Where a line in the listing contains the string "документация", copy that line out.

--- start of Input for this task ---

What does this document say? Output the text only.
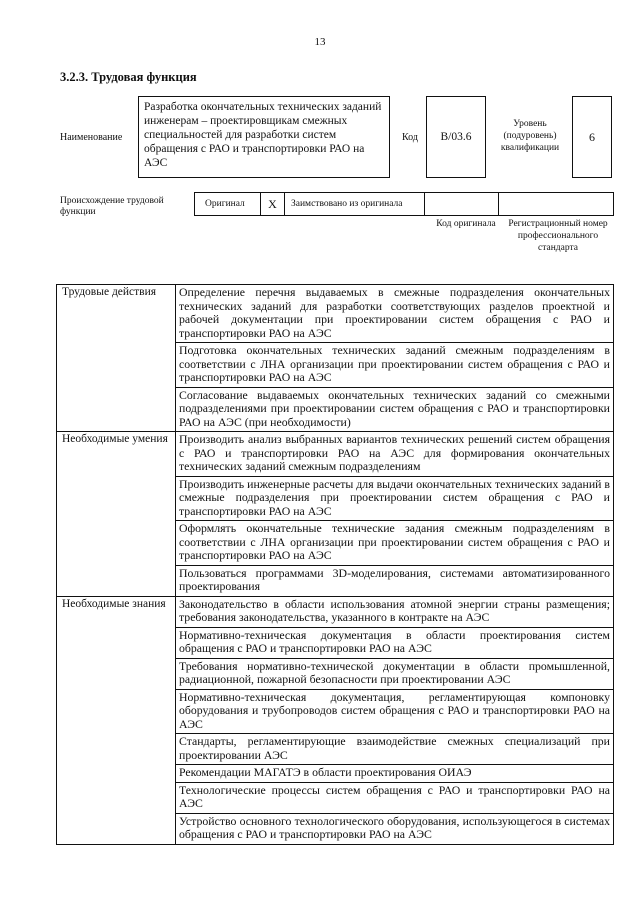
13
3.2.3. Трудовая функция
Наименование
Разработка окончательных технических заданий инженерам – проектировщикам смежных специальностей для разработки систем обращения с РАО и транспортировки РАО на АЭС
Код	B/03.6
Уровень (подуровень) квалификации
6
Происхождение трудовой функции
Оригинал	X	Заимствовано из оригинала
Код оригинала Регистрационный номер профессионального стандарта
Трудовые действия	Определение перечня выдаваемых в смежные подразделения окончательных технических заданий для разработки соответствующих разделов проектной и рабочей документации при проектировании систем обращения с РАО и транспортировки РАО на АЭС
	Подготовка окончательных технических заданий смежным подразделениям в соответствии с ЛНА организации при проектировании систем обращения с РАО и транспортировки РАО на АЭС
	Согласование выдаваемых окончательных технических заданий со смежными подразделениями при проектировании систем обращения с РАО и транспортировки РАО на АЭС (при необходимости)
Необходимые умения	Производить анализ выбранных вариантов технических решений систем обращения с РАО и транспортировки РАО на АЭС для формирования окончательных технических заданий смежным подразделениям
	Производить инженерные расчеты для выдачи окончательных технических заданий в смежные подразделения при проектировании систем обращения с РАО и транспортировки РАО на АЭС
	Оформлять окончательные технические задания смежным подразделениям в соответствии с ЛНА организации при проектировании систем обращения с РАО и транспортировки РАО на АЭС
	Пользоваться программами 3D-моделирования, системами автоматизированного проектирования
Необходимые знания	Законодательство в области использования атомной энергии страны размещения; требования законодательства, указанного в контракте на АЭС
	Нормативно-техническая документация в области проектирования систем обращения с РАО и транспортировки РАО на АЭС
	Требования нормативно-технической документации в области промышленной, радиационной, пожарной безопасности при проектировании АЭС
	Нормативно-техническая документация, регламентирующая компоновку оборудования и трубопроводов систем обращения с РАО и транспортировки РАО на АЭС
	Стандарты, регламентирующие взаимодействие смежных специализаций при проектировании АЭС
	Рекомендации МАГАТЭ в области проектирования ОИАЭ
	Технологические процессы систем обращения с РАО и транспортировки РАО на АЭС
	Устройство основного технологического оборудования, использующегося в системах обращения с РАО и транспортировки РАО на АЭС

--- end of Input for this task ---

Result for this task -
	Нормативно-техническая документация в области проектирования систем обращения с РАО и транспортировки РАО на АЭС
	Нормативно-техническая документация, регламентирующая компоновку оборудования и трубопроводов систем обращения с РАО и транспортировки РАО на АЭС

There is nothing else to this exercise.